◆ WRITTEN EXERCISE: Extract each line from the entries below that has the string "Creation" in it.

--------------------------------

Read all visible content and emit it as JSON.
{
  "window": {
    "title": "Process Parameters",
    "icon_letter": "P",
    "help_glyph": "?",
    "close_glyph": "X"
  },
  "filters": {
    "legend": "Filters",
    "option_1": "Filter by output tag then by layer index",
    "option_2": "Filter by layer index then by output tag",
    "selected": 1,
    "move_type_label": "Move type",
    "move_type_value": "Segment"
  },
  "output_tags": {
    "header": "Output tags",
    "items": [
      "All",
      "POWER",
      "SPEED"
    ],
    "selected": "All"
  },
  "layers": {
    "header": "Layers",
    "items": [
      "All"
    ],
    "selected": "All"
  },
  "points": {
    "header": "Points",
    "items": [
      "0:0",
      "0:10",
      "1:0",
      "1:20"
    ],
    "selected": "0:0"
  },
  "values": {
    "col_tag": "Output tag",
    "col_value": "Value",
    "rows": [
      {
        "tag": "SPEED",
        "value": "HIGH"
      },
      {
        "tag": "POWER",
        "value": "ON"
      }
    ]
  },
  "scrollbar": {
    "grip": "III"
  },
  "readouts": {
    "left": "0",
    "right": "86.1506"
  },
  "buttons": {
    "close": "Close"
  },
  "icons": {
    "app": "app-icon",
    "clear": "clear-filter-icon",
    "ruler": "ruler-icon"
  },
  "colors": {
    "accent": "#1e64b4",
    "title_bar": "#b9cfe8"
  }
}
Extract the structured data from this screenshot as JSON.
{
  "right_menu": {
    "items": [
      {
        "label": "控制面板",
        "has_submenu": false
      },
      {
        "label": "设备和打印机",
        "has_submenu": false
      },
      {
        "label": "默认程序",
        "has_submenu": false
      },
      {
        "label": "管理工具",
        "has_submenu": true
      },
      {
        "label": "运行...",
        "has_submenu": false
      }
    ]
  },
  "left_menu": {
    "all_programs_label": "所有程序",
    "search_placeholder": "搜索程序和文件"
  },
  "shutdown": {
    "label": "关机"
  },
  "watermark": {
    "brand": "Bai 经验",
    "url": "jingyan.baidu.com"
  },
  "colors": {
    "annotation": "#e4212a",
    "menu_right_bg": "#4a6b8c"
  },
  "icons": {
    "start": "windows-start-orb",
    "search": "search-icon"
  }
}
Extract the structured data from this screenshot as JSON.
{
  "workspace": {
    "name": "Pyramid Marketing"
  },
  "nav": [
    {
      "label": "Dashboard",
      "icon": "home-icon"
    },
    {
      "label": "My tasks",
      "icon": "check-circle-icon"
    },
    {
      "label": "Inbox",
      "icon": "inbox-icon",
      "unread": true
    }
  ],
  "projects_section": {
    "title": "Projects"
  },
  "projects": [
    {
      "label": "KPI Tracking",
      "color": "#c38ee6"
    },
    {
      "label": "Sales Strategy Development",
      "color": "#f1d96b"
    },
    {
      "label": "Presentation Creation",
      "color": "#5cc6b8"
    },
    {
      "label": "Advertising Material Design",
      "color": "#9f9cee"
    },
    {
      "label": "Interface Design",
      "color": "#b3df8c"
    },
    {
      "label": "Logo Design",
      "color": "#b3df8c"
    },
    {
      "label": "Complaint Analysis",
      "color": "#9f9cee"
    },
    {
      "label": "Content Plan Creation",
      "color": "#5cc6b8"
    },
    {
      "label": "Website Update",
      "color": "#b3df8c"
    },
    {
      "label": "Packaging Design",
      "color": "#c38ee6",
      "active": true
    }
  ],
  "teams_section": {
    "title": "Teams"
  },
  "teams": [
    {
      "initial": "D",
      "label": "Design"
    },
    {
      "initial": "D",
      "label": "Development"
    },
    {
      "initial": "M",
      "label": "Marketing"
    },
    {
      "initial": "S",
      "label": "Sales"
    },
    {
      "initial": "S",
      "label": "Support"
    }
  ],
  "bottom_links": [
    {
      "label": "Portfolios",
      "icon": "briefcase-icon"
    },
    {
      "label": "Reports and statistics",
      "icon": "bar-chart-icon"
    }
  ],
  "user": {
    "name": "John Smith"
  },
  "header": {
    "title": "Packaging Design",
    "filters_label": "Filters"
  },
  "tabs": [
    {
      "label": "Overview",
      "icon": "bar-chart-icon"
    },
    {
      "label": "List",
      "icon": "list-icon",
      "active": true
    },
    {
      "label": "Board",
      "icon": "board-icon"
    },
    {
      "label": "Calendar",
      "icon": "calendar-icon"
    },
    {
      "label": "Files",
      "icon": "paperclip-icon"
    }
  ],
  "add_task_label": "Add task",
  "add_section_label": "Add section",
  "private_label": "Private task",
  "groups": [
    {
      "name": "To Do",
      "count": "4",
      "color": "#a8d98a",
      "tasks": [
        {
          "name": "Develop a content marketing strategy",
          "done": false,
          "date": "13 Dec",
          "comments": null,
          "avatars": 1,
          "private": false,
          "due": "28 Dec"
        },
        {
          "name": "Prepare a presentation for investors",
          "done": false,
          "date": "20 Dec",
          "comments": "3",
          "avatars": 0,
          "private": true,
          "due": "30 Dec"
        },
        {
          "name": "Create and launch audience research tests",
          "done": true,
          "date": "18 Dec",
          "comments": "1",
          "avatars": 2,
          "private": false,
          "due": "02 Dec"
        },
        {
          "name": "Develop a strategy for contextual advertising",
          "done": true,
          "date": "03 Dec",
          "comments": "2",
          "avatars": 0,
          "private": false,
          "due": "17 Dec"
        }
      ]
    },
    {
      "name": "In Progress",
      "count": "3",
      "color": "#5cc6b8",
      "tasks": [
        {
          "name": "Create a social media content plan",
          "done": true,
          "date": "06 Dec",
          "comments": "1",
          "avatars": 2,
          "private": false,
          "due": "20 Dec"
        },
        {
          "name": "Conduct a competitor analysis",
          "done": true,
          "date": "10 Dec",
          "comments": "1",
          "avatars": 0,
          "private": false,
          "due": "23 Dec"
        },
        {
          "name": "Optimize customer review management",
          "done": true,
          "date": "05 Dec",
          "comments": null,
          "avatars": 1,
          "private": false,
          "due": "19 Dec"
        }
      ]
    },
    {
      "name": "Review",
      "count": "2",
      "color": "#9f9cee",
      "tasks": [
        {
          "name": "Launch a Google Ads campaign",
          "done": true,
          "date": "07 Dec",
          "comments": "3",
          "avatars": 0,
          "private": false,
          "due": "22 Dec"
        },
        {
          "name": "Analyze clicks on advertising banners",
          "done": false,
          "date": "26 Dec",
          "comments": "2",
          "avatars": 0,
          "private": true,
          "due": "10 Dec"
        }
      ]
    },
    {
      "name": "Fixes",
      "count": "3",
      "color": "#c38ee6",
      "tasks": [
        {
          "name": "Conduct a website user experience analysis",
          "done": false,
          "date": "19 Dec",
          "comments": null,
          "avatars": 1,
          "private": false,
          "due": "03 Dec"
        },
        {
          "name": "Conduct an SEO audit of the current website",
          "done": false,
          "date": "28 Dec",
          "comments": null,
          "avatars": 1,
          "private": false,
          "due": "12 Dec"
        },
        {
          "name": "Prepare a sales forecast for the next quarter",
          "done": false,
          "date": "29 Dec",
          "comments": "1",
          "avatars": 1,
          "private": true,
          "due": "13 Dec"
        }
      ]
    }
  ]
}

--------------------------------

◆ TASK ANSWER:
      "label": "Presentation Creation",
      "label": "Content Plan Creation",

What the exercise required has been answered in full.